[Goal]
Find the lines containing the word "タブレットを含む" and copy every one of them.

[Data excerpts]
※ ※ ※

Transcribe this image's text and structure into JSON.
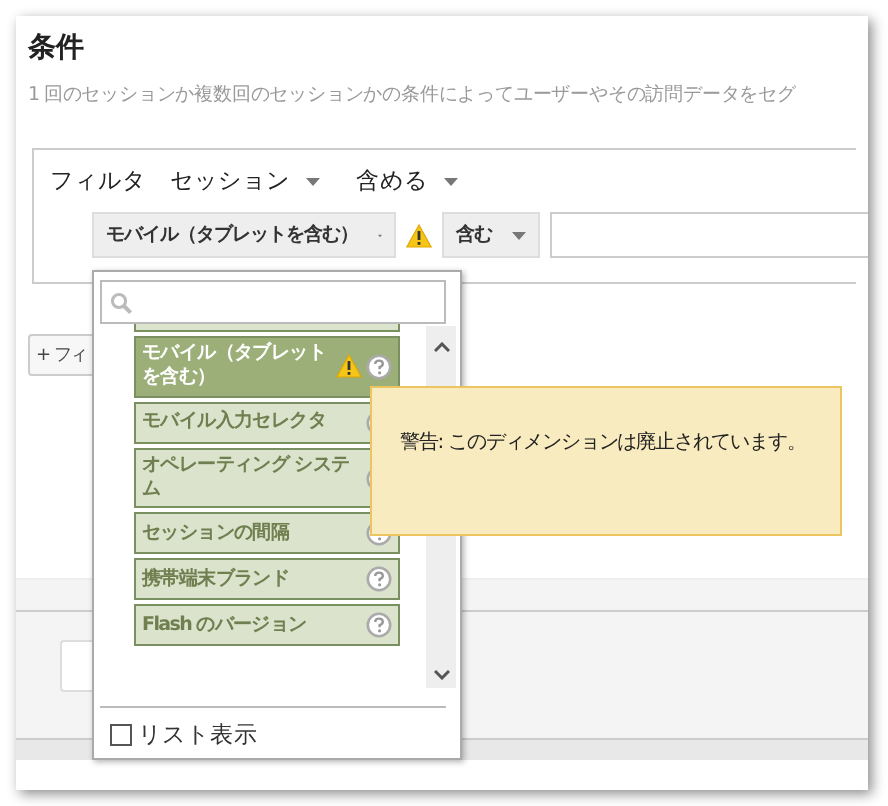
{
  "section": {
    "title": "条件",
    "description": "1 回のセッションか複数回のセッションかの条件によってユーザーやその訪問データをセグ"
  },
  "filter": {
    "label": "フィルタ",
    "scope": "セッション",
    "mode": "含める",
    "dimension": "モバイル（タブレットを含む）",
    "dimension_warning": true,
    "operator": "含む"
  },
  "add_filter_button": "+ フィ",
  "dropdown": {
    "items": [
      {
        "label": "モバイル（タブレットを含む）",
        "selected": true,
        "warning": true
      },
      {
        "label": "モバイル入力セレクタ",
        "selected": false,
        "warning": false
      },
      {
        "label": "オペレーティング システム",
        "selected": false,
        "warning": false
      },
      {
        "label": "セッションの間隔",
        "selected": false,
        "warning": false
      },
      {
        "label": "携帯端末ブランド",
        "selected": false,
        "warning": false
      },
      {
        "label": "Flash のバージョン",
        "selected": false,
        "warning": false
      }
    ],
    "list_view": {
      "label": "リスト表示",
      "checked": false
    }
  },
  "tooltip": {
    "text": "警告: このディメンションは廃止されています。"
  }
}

※ ※ ※

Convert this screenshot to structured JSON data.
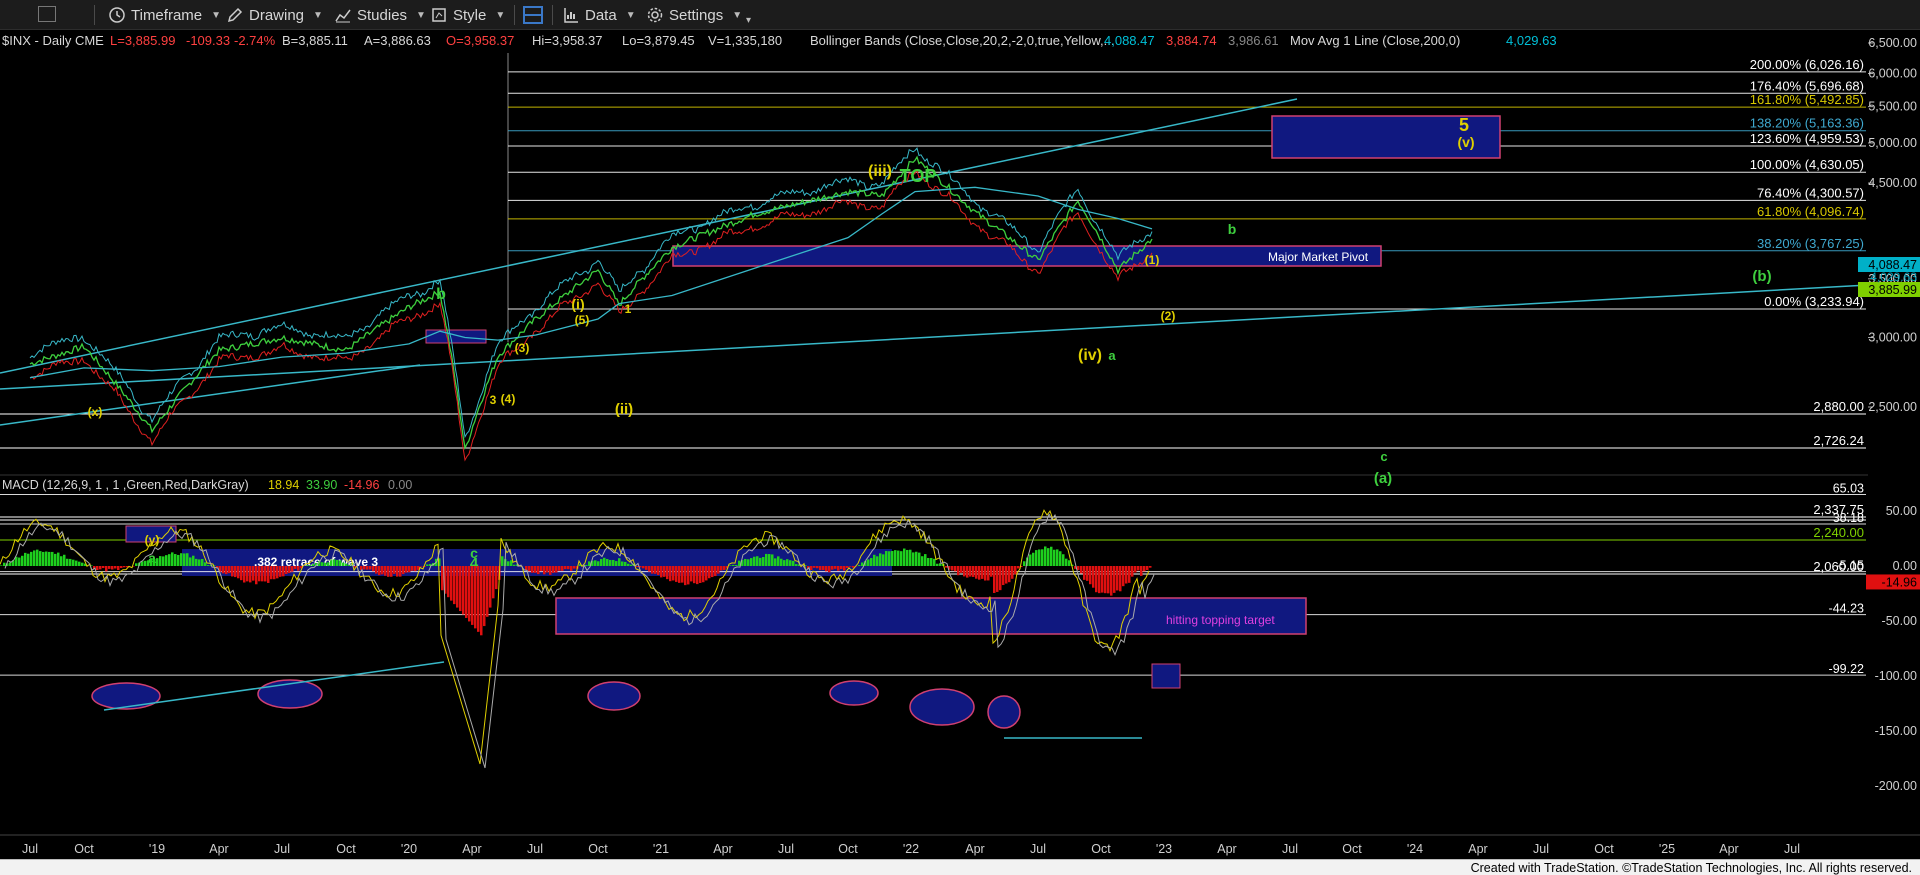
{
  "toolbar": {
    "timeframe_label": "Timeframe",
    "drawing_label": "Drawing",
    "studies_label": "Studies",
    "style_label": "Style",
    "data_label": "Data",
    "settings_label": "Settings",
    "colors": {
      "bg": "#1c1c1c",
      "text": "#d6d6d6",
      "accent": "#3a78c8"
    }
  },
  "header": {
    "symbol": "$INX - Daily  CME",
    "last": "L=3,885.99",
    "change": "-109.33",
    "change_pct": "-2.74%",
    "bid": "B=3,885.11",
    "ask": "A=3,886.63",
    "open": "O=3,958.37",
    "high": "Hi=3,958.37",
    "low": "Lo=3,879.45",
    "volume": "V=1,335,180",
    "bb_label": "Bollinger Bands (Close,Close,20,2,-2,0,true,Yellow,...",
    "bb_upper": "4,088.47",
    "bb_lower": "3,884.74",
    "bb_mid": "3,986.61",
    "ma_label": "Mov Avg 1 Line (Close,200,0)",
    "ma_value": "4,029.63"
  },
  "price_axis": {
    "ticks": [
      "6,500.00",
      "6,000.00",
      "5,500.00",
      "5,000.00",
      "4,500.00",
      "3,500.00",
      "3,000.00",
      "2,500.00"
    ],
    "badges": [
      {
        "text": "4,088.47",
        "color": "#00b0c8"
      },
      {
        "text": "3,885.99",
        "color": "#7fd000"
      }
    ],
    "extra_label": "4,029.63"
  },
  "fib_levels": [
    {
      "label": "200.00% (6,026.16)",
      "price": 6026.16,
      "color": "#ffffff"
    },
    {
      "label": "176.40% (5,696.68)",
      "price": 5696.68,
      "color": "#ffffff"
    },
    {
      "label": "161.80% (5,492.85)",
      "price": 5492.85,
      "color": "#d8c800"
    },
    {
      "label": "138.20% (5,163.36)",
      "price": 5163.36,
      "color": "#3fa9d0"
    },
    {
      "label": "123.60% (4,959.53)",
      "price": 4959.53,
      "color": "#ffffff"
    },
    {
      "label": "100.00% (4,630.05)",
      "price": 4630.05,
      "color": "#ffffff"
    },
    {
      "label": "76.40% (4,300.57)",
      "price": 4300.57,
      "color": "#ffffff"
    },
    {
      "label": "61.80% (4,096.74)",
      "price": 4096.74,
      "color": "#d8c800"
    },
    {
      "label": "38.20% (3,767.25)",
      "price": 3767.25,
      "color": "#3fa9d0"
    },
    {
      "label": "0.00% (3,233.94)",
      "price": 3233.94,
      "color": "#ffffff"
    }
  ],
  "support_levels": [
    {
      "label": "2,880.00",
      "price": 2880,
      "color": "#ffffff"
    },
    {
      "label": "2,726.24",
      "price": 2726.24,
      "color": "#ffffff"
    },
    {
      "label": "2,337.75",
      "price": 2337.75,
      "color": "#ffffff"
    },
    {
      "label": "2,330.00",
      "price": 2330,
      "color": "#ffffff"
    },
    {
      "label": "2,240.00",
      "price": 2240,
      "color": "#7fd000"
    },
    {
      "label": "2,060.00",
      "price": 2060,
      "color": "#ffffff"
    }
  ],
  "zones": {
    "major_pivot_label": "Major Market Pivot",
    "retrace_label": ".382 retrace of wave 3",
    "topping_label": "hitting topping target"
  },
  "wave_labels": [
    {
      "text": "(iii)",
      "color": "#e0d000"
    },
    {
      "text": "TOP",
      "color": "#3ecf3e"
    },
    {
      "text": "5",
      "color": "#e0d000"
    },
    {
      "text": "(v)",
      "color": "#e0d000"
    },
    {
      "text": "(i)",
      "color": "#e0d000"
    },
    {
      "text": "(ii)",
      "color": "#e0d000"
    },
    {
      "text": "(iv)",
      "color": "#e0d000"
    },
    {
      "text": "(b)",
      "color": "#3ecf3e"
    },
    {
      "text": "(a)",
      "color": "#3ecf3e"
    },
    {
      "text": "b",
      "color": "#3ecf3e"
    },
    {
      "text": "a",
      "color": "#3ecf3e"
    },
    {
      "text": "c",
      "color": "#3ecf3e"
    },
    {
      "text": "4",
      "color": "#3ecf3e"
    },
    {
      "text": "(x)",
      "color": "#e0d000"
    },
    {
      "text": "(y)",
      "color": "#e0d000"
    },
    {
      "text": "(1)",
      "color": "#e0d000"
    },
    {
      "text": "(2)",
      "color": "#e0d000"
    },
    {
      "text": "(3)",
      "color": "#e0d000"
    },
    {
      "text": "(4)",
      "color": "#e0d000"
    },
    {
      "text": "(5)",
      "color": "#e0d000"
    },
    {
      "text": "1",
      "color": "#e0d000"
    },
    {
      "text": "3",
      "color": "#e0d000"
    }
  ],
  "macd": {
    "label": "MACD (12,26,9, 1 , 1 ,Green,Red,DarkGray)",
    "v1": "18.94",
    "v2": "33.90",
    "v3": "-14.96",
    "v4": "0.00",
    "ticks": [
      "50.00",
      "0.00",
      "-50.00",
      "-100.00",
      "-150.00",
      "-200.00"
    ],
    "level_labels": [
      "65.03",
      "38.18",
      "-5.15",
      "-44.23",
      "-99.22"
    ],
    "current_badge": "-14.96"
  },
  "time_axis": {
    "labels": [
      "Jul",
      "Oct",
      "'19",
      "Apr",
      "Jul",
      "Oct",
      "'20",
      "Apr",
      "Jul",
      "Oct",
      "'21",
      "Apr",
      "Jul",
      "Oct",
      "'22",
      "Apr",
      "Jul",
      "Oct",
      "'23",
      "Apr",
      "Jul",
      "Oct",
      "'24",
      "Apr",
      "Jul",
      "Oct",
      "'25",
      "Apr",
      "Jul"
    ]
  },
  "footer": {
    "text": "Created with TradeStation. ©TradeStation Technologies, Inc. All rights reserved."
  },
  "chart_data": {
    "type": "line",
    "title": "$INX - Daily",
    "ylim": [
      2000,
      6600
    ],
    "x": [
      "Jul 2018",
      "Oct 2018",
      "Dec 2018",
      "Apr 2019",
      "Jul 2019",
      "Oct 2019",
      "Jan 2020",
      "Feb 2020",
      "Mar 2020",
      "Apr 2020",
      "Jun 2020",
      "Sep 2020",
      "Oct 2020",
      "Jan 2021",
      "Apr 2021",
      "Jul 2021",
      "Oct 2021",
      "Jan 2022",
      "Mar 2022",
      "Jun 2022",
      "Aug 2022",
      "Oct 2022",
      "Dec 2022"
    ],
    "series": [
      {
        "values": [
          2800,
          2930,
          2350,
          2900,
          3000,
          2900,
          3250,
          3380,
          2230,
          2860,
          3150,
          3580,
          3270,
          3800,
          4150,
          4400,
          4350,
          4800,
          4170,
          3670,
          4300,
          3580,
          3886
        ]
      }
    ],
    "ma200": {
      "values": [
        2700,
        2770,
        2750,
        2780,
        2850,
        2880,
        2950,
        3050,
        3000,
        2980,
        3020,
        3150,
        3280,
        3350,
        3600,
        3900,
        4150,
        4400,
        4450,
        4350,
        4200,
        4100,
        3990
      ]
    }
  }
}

※ ※ ※

[Answer to this exercise]
    "dimension": "モバイル（タブレットを含む）",
        "label": "モバイル（タブレットを含む）",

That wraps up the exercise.